> _PROBLEM TO SOLVE_: Find each line holding "content" and copy it out.

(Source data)

============

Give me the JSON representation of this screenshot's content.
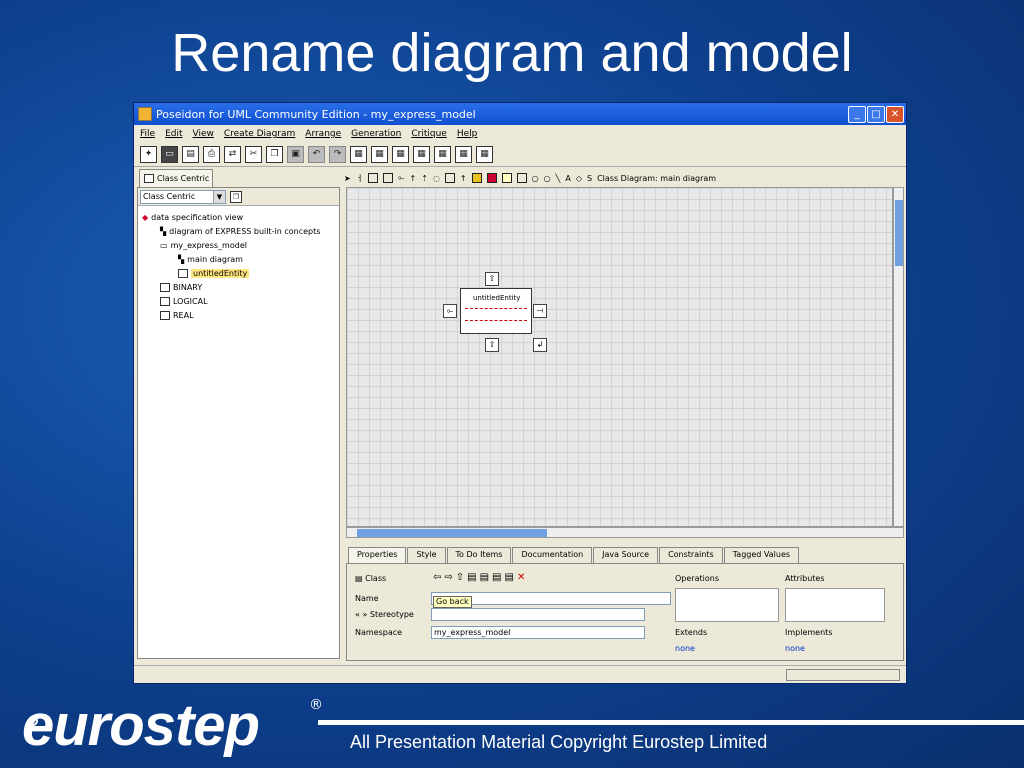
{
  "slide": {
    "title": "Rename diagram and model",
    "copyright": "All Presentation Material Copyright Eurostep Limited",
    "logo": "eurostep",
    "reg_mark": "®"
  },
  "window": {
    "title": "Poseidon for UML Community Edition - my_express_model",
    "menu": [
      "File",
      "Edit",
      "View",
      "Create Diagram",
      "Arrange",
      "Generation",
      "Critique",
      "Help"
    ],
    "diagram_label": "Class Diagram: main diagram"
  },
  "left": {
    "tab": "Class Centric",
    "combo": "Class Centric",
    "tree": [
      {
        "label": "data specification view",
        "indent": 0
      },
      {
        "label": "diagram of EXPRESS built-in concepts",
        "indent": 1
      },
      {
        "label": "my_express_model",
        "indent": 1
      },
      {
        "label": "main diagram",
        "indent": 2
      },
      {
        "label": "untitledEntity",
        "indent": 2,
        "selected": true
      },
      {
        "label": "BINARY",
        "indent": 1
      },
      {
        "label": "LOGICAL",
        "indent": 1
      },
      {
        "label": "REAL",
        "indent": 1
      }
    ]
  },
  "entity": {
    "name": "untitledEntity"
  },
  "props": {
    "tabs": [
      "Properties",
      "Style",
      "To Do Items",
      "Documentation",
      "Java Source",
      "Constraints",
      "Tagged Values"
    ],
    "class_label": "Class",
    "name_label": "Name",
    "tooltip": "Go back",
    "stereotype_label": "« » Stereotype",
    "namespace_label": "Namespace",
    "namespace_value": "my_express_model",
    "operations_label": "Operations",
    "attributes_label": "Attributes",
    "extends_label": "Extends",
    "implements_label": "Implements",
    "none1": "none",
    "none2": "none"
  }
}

============

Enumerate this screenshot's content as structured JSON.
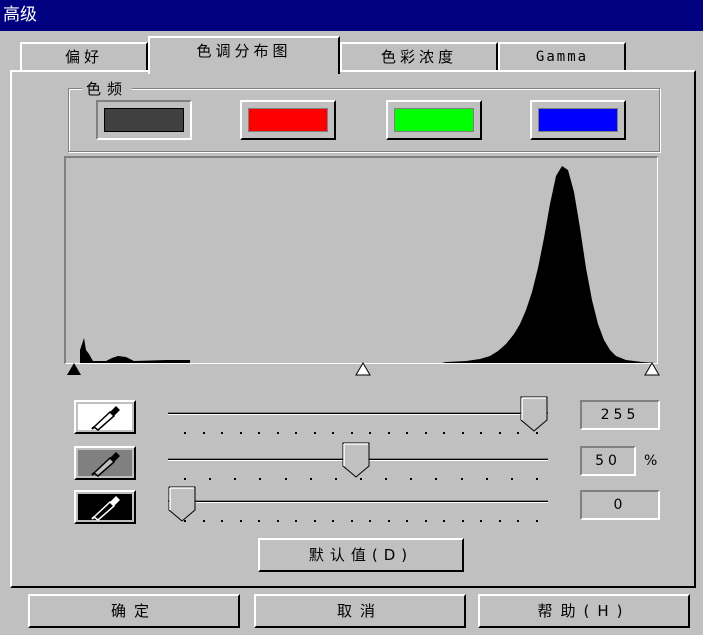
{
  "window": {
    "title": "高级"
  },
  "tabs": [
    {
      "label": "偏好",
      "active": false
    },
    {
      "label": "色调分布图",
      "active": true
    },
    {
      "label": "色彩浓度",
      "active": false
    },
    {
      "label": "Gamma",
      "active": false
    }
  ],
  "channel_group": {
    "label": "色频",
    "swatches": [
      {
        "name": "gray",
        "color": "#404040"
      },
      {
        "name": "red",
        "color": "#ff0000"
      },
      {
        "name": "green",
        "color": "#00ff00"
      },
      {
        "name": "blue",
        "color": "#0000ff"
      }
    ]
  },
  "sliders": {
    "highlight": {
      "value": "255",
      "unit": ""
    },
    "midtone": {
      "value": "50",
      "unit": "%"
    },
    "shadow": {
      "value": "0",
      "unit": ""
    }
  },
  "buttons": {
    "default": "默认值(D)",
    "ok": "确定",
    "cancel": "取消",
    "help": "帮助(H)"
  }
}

============

> _ANSWER TO THE EXERCISE_:
Give me the JSON representation of this screenshot's content.
Enumerate this screenshot's content as structured JSON.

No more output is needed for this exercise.